--- What you will do ---
Find the lines of data that contain the string "Chews", then list them.

Data excerpts
********************

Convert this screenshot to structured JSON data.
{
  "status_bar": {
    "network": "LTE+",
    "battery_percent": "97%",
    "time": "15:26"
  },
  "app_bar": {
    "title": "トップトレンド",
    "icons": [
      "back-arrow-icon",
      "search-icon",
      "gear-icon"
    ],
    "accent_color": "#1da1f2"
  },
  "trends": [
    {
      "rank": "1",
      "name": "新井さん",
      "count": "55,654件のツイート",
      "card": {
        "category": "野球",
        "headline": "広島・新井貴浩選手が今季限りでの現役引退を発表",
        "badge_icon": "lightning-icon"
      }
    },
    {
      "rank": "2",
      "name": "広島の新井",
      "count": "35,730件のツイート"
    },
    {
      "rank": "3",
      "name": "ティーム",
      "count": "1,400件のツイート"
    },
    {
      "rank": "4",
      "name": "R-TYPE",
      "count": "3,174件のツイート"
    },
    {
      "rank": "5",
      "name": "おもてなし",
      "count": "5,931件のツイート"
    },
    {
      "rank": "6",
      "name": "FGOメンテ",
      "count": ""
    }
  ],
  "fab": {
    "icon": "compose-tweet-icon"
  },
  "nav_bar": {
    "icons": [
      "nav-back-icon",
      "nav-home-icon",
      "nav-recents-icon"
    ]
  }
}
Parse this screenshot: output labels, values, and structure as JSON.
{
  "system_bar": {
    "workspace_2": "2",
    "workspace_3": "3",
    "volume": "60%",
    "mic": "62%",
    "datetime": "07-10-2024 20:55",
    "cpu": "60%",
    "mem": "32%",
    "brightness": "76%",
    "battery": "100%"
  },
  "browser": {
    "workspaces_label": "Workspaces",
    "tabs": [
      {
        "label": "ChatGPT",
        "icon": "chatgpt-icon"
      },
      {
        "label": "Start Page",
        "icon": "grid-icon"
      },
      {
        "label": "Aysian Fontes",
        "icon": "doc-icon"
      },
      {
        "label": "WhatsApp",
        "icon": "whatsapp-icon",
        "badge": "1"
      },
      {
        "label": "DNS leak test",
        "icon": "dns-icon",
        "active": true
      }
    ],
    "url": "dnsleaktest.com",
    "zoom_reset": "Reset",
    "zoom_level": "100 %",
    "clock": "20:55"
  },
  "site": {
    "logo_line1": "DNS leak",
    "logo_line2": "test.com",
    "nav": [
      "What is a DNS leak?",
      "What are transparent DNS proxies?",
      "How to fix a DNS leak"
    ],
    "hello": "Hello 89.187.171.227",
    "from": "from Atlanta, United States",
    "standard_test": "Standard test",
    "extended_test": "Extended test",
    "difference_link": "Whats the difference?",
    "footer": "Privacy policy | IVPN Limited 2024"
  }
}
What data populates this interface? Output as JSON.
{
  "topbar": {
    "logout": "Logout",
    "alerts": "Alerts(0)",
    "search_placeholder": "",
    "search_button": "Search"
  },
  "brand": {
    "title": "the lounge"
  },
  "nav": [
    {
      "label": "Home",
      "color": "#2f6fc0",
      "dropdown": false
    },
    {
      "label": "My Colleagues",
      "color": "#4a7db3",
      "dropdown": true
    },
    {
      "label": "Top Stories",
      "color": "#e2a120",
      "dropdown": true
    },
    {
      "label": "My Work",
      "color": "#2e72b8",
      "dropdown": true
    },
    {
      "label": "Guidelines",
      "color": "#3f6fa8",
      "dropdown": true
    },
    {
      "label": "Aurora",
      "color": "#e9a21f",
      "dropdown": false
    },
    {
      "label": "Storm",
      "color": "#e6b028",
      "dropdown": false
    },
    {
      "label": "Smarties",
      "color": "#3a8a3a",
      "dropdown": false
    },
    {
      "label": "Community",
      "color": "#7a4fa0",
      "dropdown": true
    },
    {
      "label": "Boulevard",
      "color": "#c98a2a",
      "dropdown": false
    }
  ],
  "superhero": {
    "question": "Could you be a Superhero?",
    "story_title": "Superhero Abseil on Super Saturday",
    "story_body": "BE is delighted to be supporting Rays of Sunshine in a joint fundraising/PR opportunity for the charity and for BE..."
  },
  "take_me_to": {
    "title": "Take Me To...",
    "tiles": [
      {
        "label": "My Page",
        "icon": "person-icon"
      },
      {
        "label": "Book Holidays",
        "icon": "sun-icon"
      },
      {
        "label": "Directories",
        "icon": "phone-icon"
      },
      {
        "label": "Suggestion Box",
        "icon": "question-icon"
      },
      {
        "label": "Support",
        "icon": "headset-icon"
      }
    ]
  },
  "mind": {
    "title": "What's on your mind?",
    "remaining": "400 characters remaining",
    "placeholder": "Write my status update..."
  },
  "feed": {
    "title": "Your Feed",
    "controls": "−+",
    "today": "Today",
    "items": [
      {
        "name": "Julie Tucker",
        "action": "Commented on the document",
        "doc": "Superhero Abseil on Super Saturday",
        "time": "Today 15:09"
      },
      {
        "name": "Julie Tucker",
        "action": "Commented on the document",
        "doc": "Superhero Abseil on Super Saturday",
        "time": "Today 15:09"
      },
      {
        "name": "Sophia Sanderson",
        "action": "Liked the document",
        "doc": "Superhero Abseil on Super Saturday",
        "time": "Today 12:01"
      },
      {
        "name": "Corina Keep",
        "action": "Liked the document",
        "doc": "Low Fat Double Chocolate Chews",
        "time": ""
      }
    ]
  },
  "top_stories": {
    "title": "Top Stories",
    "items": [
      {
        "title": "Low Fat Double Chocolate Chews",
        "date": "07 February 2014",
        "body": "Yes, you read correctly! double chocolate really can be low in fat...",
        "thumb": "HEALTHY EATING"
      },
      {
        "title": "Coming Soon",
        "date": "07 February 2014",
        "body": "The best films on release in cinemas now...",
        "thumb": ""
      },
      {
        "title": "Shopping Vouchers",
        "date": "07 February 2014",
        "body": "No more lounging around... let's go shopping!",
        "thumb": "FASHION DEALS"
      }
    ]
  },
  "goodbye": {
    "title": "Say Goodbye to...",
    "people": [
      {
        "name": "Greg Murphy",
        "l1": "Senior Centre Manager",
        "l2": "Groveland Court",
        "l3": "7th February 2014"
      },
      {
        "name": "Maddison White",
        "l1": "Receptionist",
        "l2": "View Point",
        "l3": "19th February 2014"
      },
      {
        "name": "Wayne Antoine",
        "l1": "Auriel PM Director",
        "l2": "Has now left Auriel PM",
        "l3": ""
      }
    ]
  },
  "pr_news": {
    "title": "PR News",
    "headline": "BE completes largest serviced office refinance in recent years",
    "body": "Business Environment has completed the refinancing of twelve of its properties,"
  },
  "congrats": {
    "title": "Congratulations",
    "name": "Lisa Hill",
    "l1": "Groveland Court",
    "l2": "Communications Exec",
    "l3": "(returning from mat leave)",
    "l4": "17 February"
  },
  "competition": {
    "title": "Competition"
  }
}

********************

--- Complete output ---
        "doc": "Low Fat Double Chocolate Chews",
        "title": "Low Fat Double Chocolate Chews",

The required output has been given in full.